Концентрация критического внимания на “тематике” и “проблематике” произведений, проще говоря — на анализе их содержания и злободневности, составляющая реальную “критическую массу” и распространяющаяся с возможной широтой — до сих пор и школьные пособия учат в основном этому, — приводит, как кажется, к тому, что мы реально теряем читателя. Четырнадцати-пятнадцатилетний человек видит, допустим, “Зимнюю ночь” (“Мело, мело по всей земле…”) Пастернака. Ему говорят, что это стихотворение — о любви, что оно насыщено разного рода символикой (кружки и стрелы, крест и др.) и благодаря этому очень глубоко по смыслу, который… и так далее. Но прочитать ничего этого человек не способен — не научен. Добро б он еще видел здесь, например, ммм… какой, что ли, секс. Хотя бы! Но и того нет. Ему остается либо верить педагогу на слово (в одиннадцатом-то классе, когда грядет ЕГЭ и есть чем заняться в ожидании поступления в вуз или долгожданного начала “взрослой жизни”), либо, что предпочтительнее, не верить, отодвинуть книжку и забыть об этом самом поэте до лучших времен, то есть — навсегда. Но что там Пастернак! Оказывается, теперь и у Пушкина нет читателя! Оказывается, что строки “В гармонии соперник мой // Был шум лесов, иль вихорь буйный, // Иль иволги напев живой, // Иль ночью моря гул глухой, // Иль шепот речки тихоструйной” из программного “Разговора книгопродавца с поэтом” также непонятны! В буквальном смысле — дети не понимают, о чем они! Но не потому ли не понимают, что не приучены к интерпретации поэтического образа, не подозревают об органических отличиях прозаической речи от поэтической, о специфике поэтической речи и о многом другом, гарантирующем эстетическое восприятие литературных произведений?

********************

**Задания**.
1. Объясните одним–тремя предложениями, чем текст о школьном чтении поэзии объясняет то, что «мы реально теряем читателя».
2. Пожалуйста, допишите следующую часть текста о школьном чтении поэзии, начав сразу после его последнего предложения.

********************

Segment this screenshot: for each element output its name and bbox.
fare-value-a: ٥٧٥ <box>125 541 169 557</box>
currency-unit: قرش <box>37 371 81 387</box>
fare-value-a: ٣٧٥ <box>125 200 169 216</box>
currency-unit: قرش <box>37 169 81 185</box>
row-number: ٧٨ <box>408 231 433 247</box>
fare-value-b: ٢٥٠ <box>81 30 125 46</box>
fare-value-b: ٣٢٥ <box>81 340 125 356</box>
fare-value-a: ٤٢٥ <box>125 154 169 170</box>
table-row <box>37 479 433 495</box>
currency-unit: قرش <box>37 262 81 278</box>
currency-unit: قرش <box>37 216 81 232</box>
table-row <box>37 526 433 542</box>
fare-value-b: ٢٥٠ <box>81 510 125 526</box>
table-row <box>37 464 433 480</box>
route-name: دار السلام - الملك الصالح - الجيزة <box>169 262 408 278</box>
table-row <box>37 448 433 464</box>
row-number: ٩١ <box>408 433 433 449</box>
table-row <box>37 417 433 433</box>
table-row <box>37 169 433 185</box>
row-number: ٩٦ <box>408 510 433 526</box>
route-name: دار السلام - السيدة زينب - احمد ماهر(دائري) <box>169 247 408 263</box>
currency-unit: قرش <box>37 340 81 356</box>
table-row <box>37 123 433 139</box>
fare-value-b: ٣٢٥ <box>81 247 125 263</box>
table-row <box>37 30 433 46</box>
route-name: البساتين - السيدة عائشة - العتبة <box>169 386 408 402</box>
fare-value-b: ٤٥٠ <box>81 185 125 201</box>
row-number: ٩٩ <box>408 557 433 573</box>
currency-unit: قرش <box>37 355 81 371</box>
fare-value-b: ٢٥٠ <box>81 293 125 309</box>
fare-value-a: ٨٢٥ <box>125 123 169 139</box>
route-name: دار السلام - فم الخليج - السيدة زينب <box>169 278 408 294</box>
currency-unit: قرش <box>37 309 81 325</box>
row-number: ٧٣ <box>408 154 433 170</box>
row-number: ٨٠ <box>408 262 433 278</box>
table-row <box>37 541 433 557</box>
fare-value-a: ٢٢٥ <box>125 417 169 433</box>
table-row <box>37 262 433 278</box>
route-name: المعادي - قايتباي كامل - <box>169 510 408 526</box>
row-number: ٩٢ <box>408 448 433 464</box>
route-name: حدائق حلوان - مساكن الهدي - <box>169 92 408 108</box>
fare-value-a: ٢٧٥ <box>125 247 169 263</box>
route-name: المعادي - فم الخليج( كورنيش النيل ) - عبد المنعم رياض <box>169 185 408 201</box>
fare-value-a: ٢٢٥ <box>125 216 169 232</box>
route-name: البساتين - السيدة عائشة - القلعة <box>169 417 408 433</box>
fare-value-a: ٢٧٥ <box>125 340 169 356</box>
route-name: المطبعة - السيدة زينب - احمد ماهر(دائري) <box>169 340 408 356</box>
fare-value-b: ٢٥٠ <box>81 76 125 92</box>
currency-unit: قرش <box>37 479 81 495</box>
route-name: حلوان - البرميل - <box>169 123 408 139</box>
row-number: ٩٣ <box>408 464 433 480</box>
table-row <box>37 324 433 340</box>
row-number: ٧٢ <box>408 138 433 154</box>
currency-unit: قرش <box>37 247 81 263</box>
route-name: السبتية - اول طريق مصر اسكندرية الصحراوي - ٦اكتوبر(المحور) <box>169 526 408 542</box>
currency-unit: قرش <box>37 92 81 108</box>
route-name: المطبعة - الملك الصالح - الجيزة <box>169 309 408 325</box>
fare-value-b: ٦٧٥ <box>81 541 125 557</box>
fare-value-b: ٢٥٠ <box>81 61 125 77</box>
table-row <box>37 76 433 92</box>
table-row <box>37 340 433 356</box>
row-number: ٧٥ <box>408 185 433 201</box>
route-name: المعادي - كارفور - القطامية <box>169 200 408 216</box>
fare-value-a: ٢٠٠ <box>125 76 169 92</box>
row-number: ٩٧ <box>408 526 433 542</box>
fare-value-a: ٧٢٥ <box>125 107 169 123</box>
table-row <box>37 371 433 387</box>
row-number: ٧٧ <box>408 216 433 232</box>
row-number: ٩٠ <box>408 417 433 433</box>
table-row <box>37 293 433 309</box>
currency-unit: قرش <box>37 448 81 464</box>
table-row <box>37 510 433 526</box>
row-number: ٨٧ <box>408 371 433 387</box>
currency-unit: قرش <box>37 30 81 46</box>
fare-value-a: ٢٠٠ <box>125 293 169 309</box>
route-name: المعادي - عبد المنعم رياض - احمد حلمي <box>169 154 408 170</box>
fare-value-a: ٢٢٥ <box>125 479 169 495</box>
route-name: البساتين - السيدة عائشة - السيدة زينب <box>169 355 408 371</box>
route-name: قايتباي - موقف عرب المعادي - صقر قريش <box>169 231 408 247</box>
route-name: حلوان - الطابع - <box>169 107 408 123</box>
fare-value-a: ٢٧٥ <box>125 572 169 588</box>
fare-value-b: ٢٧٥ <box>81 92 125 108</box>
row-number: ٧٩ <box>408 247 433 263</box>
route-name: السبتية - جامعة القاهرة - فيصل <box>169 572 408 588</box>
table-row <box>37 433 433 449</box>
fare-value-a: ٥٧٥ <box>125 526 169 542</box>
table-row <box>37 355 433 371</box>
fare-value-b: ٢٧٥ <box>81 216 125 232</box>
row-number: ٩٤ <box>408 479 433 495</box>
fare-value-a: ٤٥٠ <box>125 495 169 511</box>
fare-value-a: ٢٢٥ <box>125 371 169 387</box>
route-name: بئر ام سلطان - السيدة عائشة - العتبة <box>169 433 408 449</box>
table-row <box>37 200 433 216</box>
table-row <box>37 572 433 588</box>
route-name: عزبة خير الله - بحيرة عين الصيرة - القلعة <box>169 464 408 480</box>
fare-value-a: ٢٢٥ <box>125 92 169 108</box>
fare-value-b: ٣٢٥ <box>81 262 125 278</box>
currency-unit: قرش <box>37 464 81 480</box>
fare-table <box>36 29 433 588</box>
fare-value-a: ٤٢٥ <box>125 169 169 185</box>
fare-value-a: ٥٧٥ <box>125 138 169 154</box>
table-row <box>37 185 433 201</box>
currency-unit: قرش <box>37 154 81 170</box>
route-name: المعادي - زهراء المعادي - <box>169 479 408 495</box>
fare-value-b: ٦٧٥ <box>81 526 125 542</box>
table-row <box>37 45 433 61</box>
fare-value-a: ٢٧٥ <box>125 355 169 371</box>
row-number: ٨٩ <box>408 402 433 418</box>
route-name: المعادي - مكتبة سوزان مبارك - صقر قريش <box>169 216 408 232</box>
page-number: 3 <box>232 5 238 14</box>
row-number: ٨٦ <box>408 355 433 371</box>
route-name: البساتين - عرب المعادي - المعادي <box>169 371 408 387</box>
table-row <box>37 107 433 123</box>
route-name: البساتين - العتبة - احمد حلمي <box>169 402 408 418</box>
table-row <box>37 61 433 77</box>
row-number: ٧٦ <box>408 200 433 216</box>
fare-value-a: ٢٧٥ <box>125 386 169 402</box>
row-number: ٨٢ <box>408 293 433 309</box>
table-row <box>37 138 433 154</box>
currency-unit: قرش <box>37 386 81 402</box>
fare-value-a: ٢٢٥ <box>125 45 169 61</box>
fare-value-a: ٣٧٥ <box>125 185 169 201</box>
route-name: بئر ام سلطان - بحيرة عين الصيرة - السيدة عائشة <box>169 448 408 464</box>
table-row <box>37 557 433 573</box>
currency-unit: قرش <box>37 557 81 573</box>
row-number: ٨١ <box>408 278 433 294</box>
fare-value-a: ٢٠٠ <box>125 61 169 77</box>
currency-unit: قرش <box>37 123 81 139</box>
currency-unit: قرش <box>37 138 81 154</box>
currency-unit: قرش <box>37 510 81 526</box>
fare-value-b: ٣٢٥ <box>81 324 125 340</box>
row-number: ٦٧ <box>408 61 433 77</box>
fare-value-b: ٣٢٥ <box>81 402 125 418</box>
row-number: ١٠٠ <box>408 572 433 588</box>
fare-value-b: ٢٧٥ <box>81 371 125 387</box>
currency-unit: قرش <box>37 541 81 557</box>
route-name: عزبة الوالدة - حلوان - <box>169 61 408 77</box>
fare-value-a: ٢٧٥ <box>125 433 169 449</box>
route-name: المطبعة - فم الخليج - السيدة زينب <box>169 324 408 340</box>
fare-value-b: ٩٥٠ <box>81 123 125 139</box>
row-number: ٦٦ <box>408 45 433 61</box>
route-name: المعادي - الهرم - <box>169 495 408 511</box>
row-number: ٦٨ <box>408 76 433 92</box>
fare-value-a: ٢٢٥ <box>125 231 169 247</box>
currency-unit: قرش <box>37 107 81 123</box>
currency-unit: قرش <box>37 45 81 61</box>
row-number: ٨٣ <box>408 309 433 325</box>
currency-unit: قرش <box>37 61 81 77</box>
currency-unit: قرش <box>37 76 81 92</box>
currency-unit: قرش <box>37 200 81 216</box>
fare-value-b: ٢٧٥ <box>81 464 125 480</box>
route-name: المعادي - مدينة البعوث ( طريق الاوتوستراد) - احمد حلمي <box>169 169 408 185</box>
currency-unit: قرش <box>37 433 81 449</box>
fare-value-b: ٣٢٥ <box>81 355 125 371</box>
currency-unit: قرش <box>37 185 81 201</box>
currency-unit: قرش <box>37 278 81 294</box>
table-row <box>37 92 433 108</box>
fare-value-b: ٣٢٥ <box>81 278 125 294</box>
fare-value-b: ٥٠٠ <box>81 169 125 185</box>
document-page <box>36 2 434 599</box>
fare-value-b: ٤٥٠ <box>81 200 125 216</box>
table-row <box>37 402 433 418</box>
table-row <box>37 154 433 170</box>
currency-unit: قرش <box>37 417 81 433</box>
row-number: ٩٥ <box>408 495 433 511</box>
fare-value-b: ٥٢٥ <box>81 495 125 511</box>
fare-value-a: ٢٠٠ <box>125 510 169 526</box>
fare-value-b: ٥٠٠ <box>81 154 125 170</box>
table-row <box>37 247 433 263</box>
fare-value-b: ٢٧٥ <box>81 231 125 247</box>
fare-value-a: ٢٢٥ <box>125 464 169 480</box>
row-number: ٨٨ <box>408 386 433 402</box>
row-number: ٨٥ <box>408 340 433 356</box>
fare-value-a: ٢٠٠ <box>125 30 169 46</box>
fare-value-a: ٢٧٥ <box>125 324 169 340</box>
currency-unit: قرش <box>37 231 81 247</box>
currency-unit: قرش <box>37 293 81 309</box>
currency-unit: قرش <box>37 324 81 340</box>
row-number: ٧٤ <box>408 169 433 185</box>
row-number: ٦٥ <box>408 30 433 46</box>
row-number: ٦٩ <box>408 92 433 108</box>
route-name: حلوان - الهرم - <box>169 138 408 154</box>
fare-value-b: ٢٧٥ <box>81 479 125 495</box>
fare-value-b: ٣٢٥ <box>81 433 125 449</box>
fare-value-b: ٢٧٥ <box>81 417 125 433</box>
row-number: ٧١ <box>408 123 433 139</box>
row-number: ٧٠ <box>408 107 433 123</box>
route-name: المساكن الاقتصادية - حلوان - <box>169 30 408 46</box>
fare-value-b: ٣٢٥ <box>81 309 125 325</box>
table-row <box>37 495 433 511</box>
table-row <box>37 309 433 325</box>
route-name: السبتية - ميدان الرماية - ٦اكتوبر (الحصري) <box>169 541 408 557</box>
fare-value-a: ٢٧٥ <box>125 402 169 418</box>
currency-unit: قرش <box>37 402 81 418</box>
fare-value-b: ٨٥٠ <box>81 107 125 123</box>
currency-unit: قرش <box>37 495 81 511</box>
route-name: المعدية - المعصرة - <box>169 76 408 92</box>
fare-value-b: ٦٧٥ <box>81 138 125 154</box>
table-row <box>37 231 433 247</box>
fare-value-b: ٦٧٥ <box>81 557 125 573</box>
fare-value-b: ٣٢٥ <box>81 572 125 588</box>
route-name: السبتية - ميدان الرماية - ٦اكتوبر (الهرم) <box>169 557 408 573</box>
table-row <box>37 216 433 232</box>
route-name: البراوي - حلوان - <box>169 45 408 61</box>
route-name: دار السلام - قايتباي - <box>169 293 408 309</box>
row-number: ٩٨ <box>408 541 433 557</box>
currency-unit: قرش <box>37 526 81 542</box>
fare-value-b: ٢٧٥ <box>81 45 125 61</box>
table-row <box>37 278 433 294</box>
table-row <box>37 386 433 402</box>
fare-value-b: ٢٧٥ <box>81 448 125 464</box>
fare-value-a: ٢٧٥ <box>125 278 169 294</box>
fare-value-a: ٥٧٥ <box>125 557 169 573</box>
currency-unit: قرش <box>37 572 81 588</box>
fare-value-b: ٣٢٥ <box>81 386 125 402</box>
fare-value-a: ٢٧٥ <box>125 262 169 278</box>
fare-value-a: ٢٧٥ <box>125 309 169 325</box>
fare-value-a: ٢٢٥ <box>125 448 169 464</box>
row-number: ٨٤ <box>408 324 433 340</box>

********************

**Ответы**.
1. Причина в том, что критика сосредоточена на «тематике» и «проблематике» произведений, то есть на анализе их содержания и злободневности, и школьные пособия учат в основном этому. В итоге школьника не учат читать стихи: он не умеет интерпретировать поэтический образ и не знает, чем поэтическая речь отличается от прозаической. Поэтому смысл стихотворения остаётся для него непонятным.

2.
В большой моде среди специалистов-филологов идея “объективного” изучения литературы: занимаясь ею, мы в качестве объекта изучения избираем некий “просто текст” и “просто анализируем” его, без участия наших человеческих чувств или эмоций. Однако эстетическое есть чувственное, просто это иной порядок и уровень чувств, зарождающихся в отличных от обыденной жизни обстоятельствах. Эта самоочевидная вещь внезапно перестала быть аксиомой; но опять-таки никто не сумел доходчиво объяснить, ни что такое “просто текст”, ни, допустим, зачем его изучать филологии или литературоведению, если он — внеэстетичен.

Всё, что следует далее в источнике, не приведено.